■ **REQUIREMENTS**: Transcribe the listing word for word.

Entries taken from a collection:
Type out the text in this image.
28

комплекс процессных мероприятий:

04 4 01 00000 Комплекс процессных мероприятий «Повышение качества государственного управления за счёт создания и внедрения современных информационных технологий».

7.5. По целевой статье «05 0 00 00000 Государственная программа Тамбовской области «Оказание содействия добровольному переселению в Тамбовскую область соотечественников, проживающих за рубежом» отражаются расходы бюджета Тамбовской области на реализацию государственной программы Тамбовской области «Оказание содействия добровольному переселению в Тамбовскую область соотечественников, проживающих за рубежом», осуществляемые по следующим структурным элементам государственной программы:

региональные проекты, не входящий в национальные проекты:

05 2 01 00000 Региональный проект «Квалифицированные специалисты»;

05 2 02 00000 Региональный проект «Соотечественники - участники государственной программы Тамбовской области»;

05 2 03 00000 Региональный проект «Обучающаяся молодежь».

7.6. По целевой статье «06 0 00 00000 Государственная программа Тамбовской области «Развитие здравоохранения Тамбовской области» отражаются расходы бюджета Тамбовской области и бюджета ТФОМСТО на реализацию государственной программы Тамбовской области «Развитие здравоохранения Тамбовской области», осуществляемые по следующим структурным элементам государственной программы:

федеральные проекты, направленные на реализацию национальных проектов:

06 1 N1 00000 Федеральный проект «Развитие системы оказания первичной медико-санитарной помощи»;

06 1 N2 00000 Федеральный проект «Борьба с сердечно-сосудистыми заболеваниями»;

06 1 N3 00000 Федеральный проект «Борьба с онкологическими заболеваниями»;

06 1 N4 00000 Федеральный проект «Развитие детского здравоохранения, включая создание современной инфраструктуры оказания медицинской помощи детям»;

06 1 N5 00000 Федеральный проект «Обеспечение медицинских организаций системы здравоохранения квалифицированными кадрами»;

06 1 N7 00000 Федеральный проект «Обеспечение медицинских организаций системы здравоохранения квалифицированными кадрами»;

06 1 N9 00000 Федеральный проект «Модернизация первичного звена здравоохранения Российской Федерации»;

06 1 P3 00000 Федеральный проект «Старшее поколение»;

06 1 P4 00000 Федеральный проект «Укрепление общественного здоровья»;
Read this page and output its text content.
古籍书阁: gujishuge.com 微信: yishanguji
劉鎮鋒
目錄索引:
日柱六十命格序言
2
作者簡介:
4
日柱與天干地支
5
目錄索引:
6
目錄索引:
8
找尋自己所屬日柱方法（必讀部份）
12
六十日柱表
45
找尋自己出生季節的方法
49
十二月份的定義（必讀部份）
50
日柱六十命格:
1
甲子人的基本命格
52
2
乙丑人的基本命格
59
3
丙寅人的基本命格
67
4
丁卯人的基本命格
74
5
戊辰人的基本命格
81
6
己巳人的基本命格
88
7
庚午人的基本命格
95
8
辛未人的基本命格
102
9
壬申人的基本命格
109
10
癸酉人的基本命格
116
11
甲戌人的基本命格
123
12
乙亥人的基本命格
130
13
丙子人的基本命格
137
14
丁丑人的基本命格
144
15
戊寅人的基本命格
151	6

■ **RESULT OF THIS EXERCISE**:
Type out the text in this image.
28

комплекс процессных мероприятий:

04 4 01 00000 Комплекс процессных мероприятий «Повышение качества государственного управления за счёт создания и внедрения современных информационных технологий».

7.5. По целевой статье «05 0 00 00000 Государственная программа Тамбовской области «Оказание содействия добровольному переселению в Тамбовскую область соотечественников, проживающих за рубежом» отражаются расходы бюджета Тамбовской области на реализацию государственной программы Тамбовской области «Оказание содействия добровольному переселению в Тамбовскую область соотечественников, проживающих за рубежом», осуществляемые по следующим структурным элементам государственной программы:

региональные проекты, не входящий в национальные проекты:

05 2 01 00000 Региональный проект «Квалифицированные специалисты»;

05 2 02 00000 Региональный проект «Соотечественники - участники государственной программы Тамбовской области»;

05 2 03 00000 Региональный проект «Обучающаяся молодежь».

7.6. По целевой статье «06 0 00 00000 Государственная программа Тамбовской области «Развитие здравоохранения Тамбовской области» отражаются расходы бюджета Тамбовской области и бюджета ТФОМСТО на реализацию государственной программы Тамбовской области «Развитие здравоохранения Тамбовской области», осуществляемые по следующим структурным элементам государственной программы:

федеральные проекты, направленные на реализацию национальных проектов:

06 1 N1 00000 Федеральный проект «Развитие системы оказания первичной медико-санитарной помощи»;

06 1 N2 00000 Федеральный проект «Борьба с сердечно-сосудистыми заболеваниями»;

06 1 N3 00000 Федеральный проект «Борьба с онкологическими заболеваниями»;

06 1 N4 00000 Федеральный проект «Развитие детского здравоохранения, включая создание современной инфраструктуры оказания медицинской помощи детям»;

06 1 N5 00000 Федеральный проект «Обеспечение медицинских организаций системы здравоохранения квалифицированными кадрами»;

06 1 N7 00000 Федеральный проект «Обеспечение медицинских организаций системы здравоохранения квалифицированными кадрами»;

06 1 N9 00000 Федеральный проект «Модернизация первичного звена здравоохранения Российской Федерации»;

06 1 P3 00000 Федеральный проект «Старшее поколение»;

06 1 P4 00000 Федеральный проект «Укрепление общественного здоровья»;
Read this page and output its text content.
古籍书阁: gujishuge.com 微信: yishanguji
劉鎮鋒
目錄索引:
日柱六十命格序言
2
作者簡介:
4
日柱與天干地支
5
目錄索引:
6
目錄索引:
8
找尋自己所屬日柱方法（必讀部份）
12
六十日柱表
45
找尋自己出生季節的方法
49
十二月份的定義（必讀部份）
50
日柱六十命格:
1
甲子人的基本命格
52
2
乙丑人的基本命格
59
3
丙寅人的基本命格
67
4
丁卯人的基本命格
74
5
戊辰人的基本命格
81
6
己巳人的基本命格
88
7
庚午人的基本命格
95
8
辛未人的基本命格
102
9
壬申人的基本命格
109
10
癸酉人的基本命格
116
11
甲戌人的基本命格
123
12
乙亥人的基本命格
130
13
丙子人的基本命格
137
14
丁丑人的基本命格
144
15
戊寅人的基本命格
151	6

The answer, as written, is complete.